Search the data for the word "JSON" and copy every line where it occurs.

***** Dataset records

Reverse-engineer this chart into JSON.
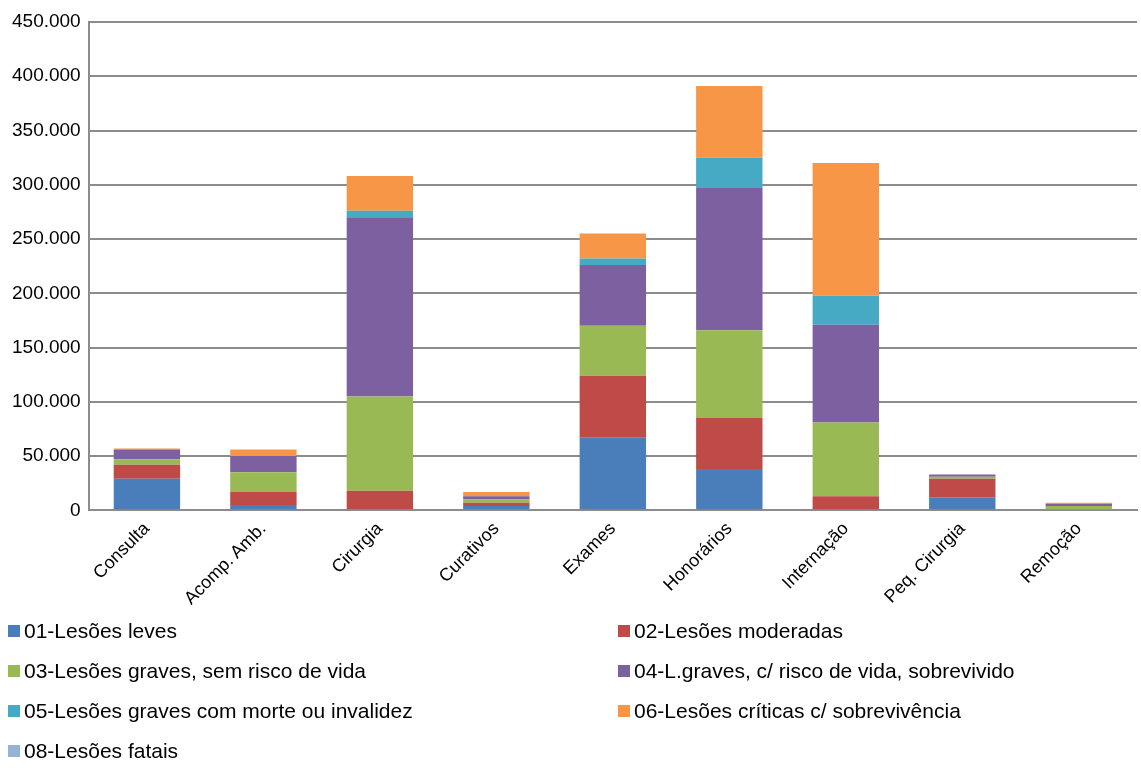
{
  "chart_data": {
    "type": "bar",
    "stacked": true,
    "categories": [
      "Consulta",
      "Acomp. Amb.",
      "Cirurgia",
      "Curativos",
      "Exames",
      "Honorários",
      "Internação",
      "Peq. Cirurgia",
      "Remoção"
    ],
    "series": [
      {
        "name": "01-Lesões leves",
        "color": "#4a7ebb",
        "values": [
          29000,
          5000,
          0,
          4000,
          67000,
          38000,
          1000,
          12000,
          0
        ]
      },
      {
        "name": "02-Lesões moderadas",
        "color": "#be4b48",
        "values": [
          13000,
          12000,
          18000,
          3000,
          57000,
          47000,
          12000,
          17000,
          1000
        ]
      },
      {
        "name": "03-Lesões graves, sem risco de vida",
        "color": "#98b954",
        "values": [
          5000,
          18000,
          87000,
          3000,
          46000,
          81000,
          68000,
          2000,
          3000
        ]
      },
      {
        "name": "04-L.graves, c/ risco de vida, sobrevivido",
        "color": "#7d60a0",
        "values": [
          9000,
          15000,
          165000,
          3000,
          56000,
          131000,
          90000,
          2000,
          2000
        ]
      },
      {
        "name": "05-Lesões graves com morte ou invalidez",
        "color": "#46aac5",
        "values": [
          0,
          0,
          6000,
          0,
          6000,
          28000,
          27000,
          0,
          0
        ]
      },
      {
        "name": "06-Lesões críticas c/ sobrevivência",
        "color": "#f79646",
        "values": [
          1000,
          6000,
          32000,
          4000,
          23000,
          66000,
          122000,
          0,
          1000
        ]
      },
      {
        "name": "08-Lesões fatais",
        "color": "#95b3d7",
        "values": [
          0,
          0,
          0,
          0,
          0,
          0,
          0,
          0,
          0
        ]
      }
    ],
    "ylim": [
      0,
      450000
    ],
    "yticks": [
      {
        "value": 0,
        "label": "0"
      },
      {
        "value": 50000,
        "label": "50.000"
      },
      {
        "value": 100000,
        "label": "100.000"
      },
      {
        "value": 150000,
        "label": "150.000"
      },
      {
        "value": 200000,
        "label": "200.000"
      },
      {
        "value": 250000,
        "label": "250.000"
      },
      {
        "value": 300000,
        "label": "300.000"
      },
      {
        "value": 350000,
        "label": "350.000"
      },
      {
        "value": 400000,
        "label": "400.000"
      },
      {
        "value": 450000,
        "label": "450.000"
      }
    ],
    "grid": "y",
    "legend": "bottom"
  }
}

**********
***** Dataset records

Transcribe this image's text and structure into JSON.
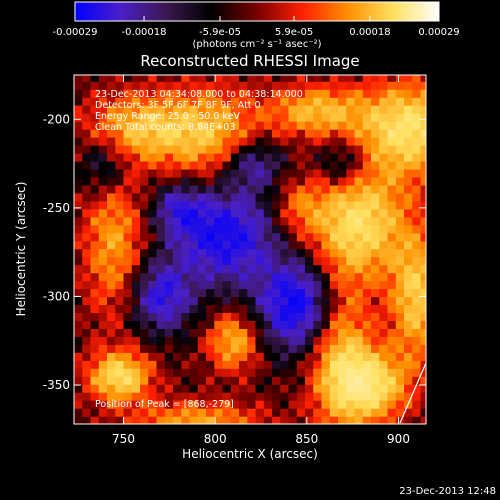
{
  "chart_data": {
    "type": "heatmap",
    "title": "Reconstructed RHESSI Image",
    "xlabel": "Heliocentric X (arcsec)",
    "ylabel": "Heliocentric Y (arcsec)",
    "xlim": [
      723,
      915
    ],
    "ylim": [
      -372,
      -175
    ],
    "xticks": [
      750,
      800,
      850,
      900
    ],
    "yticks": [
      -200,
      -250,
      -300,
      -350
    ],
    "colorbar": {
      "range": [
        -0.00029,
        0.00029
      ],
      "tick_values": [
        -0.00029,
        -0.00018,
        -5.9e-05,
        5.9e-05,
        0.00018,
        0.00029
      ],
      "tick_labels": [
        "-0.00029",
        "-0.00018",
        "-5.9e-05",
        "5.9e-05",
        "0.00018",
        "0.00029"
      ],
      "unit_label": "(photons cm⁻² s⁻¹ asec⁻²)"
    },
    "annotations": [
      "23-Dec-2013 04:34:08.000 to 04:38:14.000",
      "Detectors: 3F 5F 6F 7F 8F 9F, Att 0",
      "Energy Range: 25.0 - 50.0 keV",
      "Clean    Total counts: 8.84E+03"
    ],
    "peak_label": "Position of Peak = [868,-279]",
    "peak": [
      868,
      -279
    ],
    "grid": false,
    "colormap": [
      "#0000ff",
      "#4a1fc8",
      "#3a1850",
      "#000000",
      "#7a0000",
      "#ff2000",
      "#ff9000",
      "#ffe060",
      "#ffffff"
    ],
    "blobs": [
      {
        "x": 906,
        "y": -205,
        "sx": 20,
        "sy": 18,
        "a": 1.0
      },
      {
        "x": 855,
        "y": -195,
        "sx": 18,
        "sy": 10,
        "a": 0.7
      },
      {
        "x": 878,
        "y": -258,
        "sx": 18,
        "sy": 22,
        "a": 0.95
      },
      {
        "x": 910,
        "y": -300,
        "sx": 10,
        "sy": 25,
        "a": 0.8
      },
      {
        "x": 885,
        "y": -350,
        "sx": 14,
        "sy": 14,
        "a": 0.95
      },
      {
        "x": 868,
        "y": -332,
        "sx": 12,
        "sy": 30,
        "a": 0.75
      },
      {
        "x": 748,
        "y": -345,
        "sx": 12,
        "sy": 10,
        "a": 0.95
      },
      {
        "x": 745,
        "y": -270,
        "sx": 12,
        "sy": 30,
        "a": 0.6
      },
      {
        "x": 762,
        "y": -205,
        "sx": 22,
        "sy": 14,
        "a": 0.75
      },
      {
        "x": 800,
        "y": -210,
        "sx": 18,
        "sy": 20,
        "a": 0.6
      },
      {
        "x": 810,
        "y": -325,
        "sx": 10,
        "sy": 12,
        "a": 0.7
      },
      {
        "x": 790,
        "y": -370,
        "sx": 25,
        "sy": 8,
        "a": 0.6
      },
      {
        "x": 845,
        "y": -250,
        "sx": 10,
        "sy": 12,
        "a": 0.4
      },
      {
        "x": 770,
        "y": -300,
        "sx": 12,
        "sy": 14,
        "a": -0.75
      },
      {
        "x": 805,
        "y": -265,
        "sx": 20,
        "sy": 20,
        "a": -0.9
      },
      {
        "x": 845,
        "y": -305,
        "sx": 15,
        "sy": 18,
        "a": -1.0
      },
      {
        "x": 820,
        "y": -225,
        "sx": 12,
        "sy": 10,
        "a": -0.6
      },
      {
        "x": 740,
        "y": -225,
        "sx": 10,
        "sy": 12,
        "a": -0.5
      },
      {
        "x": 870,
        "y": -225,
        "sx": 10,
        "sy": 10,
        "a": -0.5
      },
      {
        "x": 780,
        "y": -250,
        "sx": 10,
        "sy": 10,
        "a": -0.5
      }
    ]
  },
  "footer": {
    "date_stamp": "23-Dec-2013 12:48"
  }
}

**********
***** Dataset records

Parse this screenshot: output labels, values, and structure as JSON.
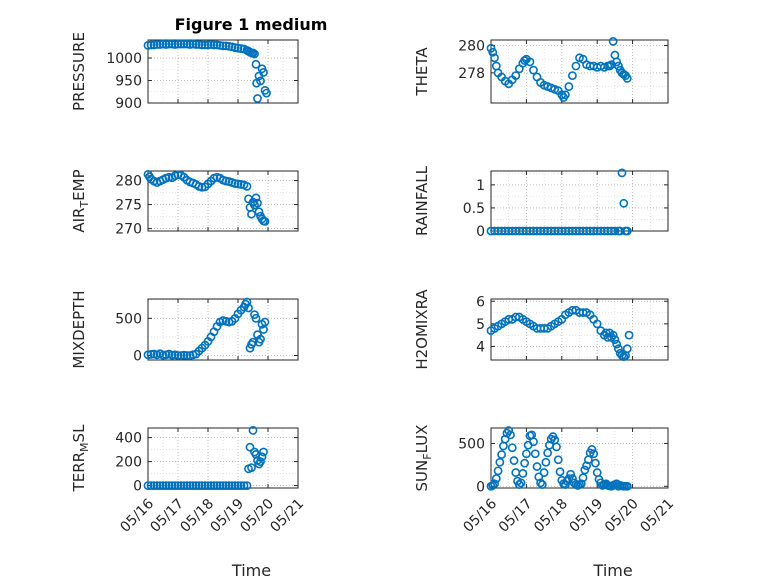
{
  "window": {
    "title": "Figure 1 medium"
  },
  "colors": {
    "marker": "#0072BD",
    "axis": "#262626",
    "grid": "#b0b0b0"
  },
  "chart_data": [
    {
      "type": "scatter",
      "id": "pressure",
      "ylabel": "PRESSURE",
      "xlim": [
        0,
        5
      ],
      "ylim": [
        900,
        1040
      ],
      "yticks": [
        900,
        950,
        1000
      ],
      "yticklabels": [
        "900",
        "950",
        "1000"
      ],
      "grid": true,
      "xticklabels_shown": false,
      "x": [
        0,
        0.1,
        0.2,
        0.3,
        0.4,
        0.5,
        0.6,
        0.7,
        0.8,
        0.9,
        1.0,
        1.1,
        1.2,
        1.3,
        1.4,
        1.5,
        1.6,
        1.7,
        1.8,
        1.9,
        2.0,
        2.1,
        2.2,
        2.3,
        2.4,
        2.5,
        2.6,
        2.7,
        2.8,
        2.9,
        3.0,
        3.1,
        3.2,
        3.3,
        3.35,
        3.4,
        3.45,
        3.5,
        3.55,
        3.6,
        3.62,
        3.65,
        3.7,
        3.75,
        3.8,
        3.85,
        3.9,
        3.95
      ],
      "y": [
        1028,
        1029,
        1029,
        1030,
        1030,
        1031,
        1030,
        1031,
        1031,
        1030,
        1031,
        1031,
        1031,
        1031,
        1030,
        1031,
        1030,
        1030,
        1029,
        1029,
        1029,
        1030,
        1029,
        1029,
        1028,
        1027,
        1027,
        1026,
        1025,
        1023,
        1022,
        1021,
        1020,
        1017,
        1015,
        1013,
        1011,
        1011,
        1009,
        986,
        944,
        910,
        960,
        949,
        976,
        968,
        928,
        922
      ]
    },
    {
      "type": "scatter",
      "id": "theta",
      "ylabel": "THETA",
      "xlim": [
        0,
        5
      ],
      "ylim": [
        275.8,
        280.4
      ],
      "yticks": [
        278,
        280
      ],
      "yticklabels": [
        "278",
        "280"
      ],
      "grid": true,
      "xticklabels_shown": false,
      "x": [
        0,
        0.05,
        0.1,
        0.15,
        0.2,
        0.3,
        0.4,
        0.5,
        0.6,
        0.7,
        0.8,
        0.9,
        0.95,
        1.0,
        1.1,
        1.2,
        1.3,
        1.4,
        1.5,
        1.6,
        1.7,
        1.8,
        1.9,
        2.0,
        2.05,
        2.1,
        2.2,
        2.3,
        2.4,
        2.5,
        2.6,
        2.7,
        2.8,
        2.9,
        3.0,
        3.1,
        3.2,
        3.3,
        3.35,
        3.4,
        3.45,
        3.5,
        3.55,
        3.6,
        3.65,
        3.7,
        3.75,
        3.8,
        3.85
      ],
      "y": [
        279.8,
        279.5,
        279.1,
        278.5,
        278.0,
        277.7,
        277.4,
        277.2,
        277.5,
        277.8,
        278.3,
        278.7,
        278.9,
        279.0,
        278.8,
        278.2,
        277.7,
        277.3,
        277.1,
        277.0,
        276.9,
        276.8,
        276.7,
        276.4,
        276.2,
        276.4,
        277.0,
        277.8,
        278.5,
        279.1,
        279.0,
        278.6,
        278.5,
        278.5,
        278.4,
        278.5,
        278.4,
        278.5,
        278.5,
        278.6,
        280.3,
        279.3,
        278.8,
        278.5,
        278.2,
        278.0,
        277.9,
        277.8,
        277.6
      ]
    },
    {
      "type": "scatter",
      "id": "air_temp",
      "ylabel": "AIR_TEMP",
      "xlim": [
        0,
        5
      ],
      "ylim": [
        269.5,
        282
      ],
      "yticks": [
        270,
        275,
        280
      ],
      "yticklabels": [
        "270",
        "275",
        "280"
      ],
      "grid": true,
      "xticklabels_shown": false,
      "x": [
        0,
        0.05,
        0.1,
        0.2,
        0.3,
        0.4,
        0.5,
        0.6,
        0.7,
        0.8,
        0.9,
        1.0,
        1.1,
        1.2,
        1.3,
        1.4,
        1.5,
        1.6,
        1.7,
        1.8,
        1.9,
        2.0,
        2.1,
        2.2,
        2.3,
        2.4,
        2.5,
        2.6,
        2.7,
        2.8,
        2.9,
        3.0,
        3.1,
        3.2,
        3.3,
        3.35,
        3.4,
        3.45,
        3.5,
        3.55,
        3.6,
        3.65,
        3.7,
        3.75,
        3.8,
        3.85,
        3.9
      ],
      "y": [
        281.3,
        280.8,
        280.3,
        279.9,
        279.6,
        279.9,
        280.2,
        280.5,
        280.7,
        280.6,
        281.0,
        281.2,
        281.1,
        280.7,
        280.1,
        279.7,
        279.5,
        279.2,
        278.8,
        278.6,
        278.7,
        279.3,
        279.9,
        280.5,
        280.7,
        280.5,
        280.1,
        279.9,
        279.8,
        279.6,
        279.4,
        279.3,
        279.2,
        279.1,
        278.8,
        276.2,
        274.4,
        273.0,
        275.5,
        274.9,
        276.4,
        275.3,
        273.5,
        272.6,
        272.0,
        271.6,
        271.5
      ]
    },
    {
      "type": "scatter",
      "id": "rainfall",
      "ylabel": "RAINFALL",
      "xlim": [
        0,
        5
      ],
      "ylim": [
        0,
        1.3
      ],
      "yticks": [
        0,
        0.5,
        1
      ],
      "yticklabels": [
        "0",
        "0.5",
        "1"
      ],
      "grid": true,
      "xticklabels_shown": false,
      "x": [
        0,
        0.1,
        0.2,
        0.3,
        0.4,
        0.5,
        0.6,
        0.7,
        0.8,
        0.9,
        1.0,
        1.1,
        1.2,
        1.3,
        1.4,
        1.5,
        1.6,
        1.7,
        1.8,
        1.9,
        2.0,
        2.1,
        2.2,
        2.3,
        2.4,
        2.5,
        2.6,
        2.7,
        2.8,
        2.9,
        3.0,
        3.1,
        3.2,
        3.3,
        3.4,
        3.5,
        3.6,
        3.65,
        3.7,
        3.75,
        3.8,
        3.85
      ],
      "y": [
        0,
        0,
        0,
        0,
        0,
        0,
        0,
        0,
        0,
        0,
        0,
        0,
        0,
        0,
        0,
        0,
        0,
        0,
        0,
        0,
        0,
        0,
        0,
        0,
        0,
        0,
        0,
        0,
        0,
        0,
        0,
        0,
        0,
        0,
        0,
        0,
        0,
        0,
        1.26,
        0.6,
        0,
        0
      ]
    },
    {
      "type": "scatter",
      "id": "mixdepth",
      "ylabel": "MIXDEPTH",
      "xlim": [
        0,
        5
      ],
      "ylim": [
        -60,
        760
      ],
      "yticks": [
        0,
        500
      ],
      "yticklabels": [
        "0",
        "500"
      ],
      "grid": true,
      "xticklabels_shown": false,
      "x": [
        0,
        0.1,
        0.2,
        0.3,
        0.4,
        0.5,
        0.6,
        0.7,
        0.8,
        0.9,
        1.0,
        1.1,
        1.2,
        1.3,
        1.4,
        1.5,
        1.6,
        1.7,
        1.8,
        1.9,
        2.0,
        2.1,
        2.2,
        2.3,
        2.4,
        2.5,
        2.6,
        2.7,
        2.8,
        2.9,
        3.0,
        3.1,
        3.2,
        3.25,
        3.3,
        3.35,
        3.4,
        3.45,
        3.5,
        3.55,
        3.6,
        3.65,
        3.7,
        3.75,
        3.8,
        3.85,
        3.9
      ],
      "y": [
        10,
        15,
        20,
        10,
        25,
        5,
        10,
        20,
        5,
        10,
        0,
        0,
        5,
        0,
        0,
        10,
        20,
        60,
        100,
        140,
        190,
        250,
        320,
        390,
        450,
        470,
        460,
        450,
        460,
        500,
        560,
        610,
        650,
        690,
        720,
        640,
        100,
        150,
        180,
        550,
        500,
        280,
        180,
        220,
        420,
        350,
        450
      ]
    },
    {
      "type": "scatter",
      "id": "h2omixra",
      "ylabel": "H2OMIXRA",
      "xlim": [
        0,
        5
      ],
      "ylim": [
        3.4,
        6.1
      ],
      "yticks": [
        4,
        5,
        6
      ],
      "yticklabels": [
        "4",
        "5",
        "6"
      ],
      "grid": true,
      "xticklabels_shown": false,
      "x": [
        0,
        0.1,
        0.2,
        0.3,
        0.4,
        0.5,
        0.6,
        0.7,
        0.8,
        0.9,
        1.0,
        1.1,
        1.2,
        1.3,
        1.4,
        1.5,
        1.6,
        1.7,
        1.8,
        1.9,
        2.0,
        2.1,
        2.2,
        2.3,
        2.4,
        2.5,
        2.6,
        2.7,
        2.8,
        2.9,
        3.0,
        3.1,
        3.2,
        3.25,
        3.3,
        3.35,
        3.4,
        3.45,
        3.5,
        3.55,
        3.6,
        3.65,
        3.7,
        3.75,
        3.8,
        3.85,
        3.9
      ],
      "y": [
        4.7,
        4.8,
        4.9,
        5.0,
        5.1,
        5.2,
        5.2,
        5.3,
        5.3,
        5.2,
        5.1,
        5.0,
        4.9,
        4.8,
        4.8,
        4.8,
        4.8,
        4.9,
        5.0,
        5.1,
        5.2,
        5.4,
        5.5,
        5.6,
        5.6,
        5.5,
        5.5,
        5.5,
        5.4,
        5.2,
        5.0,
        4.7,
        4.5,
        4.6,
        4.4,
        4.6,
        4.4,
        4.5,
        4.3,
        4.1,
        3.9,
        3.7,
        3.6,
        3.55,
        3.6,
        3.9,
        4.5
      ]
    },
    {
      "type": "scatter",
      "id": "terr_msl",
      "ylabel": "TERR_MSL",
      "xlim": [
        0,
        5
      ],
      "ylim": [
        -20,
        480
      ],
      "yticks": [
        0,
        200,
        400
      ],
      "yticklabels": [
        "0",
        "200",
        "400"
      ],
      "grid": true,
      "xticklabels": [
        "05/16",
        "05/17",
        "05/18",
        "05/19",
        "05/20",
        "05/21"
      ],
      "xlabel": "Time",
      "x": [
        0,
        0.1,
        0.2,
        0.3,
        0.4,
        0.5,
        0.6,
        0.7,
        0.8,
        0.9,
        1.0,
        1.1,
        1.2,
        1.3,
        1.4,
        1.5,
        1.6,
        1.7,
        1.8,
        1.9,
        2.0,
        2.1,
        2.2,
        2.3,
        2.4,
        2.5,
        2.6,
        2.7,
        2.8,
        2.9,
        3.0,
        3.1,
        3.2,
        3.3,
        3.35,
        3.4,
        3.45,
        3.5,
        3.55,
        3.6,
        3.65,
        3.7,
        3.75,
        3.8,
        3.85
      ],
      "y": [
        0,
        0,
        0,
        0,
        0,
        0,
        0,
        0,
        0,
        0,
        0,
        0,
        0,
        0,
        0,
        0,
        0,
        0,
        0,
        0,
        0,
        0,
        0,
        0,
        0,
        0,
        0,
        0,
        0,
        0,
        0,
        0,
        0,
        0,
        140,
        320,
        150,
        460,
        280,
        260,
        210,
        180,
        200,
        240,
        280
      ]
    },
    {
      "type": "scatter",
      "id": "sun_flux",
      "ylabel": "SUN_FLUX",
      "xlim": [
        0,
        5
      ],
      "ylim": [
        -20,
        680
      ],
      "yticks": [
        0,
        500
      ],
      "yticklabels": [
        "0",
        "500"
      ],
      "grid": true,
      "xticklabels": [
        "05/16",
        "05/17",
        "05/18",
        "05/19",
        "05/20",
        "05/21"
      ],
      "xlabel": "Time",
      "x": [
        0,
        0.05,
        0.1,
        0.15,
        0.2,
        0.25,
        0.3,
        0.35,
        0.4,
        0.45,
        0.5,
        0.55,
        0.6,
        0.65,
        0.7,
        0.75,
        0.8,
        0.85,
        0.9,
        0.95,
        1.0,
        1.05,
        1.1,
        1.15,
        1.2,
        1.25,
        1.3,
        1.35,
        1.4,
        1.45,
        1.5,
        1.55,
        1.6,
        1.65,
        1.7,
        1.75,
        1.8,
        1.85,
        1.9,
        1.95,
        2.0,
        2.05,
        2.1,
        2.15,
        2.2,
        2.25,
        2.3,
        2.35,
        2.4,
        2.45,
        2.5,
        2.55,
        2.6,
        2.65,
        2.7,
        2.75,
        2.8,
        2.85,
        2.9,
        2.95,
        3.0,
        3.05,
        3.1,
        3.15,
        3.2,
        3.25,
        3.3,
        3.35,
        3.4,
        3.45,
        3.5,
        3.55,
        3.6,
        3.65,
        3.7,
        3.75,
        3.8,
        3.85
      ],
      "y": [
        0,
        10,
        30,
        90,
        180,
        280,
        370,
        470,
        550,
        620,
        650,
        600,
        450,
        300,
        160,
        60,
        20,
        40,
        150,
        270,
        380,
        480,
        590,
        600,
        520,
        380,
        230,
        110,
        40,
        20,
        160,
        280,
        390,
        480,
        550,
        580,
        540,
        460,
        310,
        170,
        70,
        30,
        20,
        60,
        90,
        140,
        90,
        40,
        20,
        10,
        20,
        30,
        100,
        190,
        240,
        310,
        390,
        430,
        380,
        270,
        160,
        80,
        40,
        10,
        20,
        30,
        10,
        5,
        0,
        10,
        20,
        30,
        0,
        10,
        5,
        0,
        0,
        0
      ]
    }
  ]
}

**********

__Complete answer__
Reverse-engineer this chart into JSON.
Transcribe this image's text and structure into JSON.
Parse this screenshot: output labels, values, and structure as JSON.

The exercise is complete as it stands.